- What you are asked to do: Filter out everything except lines holding "people".

-=-=-=-=-

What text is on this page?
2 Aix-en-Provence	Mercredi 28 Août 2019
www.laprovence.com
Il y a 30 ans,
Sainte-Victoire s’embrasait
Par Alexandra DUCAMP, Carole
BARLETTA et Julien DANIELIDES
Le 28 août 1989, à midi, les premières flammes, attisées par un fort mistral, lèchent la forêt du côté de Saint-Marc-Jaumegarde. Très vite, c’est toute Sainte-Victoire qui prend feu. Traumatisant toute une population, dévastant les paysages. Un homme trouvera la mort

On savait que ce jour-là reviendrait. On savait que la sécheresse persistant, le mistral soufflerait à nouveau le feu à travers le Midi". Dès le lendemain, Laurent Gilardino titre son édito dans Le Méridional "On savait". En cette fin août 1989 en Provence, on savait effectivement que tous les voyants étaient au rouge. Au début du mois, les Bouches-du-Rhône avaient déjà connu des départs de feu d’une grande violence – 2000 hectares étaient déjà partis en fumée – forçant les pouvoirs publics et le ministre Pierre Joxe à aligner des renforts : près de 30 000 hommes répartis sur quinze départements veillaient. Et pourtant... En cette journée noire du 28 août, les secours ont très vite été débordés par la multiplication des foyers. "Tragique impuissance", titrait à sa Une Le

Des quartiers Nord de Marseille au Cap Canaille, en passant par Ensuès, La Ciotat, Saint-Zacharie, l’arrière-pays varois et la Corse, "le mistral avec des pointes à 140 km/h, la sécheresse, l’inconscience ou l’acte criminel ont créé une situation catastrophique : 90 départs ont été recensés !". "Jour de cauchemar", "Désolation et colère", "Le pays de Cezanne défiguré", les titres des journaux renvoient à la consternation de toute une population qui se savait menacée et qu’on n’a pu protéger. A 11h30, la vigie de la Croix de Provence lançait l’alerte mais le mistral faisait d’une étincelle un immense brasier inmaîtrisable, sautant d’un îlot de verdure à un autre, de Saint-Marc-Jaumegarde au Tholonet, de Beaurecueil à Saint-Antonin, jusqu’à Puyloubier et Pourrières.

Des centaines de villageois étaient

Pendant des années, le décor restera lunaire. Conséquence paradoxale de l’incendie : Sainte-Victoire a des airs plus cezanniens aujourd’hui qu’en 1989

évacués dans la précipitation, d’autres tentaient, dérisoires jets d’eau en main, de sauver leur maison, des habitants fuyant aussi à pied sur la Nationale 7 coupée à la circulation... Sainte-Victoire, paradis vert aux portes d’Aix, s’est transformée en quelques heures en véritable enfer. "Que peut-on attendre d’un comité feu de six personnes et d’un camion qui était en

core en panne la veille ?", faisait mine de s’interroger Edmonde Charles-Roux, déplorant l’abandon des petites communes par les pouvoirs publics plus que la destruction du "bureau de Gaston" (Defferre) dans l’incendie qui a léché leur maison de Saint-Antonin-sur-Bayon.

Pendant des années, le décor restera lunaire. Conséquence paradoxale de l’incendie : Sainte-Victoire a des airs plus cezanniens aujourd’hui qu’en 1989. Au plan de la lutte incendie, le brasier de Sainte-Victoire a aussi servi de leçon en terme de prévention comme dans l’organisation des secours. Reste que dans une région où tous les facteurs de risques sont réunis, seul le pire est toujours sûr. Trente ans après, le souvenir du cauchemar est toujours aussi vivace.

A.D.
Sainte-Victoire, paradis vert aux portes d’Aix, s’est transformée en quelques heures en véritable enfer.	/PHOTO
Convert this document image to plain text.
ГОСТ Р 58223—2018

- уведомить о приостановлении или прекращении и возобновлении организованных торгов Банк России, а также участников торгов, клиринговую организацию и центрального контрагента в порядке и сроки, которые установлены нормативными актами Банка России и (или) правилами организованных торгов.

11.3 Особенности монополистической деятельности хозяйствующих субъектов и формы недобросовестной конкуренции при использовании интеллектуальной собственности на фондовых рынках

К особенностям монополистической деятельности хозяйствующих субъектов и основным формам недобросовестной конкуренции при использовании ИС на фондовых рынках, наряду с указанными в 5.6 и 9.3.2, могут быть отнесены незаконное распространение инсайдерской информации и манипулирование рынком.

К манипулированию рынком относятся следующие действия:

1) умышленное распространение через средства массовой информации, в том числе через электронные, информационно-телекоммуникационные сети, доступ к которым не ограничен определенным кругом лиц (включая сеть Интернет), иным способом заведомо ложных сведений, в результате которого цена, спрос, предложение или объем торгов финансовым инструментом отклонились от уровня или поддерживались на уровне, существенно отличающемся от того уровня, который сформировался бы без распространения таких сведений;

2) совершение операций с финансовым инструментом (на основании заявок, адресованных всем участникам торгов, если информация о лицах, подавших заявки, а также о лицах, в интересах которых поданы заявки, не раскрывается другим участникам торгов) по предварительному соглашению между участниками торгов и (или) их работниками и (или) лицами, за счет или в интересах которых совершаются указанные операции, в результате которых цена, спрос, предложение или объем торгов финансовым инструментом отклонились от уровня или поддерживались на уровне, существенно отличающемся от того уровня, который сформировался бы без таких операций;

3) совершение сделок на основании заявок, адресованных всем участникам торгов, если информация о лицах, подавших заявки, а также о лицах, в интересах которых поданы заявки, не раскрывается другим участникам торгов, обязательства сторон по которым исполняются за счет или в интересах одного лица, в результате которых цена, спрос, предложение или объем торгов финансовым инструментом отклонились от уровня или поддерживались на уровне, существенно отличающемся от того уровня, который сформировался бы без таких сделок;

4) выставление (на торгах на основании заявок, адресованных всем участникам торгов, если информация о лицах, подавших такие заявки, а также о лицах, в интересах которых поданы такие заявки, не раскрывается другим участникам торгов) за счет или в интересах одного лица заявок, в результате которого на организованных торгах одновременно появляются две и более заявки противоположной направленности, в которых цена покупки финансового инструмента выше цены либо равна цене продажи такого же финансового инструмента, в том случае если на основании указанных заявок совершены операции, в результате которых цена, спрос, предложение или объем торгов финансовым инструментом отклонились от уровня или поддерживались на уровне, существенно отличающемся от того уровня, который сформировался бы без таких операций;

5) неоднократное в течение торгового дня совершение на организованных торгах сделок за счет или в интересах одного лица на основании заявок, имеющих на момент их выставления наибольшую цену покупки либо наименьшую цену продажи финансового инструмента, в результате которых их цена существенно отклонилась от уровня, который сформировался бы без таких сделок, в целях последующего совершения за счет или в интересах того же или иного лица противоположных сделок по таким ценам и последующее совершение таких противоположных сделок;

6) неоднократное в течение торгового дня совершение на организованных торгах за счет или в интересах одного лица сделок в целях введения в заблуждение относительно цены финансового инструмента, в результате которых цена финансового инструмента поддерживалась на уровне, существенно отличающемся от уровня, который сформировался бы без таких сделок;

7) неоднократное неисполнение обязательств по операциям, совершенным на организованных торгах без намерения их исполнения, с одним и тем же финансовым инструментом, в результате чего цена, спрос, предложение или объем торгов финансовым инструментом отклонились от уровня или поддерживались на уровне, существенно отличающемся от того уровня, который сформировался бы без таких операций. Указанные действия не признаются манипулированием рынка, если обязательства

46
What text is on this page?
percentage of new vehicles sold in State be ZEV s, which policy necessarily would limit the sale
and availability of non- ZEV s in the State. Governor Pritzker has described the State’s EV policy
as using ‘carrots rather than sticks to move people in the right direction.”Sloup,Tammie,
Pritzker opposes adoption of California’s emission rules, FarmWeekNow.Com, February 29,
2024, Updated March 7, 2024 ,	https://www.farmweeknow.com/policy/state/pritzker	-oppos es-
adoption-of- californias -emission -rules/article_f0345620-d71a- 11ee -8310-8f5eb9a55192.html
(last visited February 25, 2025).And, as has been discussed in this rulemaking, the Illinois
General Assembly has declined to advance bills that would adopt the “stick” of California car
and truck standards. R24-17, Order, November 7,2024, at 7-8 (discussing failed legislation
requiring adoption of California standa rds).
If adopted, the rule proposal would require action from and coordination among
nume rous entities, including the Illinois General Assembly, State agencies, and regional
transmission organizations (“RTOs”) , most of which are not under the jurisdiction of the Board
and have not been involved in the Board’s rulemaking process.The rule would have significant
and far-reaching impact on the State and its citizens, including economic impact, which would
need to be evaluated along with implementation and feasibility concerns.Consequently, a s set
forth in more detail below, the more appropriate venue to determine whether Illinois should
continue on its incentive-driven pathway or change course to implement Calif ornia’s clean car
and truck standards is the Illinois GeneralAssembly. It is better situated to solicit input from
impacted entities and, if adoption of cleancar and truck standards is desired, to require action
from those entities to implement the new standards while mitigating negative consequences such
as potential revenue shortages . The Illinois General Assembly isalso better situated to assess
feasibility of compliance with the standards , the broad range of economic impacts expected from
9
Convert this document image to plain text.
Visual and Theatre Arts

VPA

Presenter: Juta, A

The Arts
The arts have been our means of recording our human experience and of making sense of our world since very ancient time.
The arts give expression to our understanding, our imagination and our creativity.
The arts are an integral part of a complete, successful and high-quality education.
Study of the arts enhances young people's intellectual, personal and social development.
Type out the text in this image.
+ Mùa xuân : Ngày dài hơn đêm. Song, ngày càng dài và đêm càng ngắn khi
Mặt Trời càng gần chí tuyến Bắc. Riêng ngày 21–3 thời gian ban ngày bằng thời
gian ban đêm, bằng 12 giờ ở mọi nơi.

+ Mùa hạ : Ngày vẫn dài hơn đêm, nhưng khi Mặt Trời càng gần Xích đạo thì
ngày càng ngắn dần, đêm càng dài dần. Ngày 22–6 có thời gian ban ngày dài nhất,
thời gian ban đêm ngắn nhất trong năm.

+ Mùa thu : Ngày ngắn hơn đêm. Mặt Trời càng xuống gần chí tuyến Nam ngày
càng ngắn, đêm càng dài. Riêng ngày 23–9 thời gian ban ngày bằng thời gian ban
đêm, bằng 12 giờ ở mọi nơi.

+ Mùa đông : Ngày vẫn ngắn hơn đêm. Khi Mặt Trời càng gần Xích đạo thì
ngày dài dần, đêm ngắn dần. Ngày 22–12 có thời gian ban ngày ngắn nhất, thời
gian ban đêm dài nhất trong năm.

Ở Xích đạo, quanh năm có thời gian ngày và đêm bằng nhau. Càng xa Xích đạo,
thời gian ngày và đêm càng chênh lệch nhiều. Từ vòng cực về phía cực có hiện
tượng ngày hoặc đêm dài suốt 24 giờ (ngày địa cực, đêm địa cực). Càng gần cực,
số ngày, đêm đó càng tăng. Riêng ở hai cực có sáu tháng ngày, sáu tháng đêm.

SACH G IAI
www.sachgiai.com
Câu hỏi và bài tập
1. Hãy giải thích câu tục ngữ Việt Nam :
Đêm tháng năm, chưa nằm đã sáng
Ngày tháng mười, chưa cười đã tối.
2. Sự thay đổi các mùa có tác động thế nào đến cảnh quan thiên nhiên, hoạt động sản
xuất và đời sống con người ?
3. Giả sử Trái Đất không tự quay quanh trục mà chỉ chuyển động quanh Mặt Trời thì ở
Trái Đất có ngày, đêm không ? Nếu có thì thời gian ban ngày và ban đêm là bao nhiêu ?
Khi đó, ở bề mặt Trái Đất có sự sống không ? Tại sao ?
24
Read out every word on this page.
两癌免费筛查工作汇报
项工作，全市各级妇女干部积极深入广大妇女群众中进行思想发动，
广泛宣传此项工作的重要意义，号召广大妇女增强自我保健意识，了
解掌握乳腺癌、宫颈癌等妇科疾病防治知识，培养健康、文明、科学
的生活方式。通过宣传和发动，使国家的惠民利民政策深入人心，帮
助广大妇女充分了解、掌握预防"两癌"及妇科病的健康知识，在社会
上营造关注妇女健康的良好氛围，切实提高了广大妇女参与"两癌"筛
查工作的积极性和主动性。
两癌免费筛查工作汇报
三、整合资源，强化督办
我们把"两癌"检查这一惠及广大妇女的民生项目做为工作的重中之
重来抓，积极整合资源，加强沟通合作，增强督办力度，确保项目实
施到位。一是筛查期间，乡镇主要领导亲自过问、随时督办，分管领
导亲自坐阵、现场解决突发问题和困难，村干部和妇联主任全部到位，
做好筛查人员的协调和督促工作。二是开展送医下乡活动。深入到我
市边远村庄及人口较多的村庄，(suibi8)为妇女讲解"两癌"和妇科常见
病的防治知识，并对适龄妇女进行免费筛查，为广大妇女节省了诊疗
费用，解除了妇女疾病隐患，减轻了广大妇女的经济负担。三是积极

-=-=-=-=-

- Answer to the problem:
as using ‘carrots rather than sticks to move people in the right direction.”Sloup,Tammie,
Study of the arts enhances young people's intellectual, personal and social development.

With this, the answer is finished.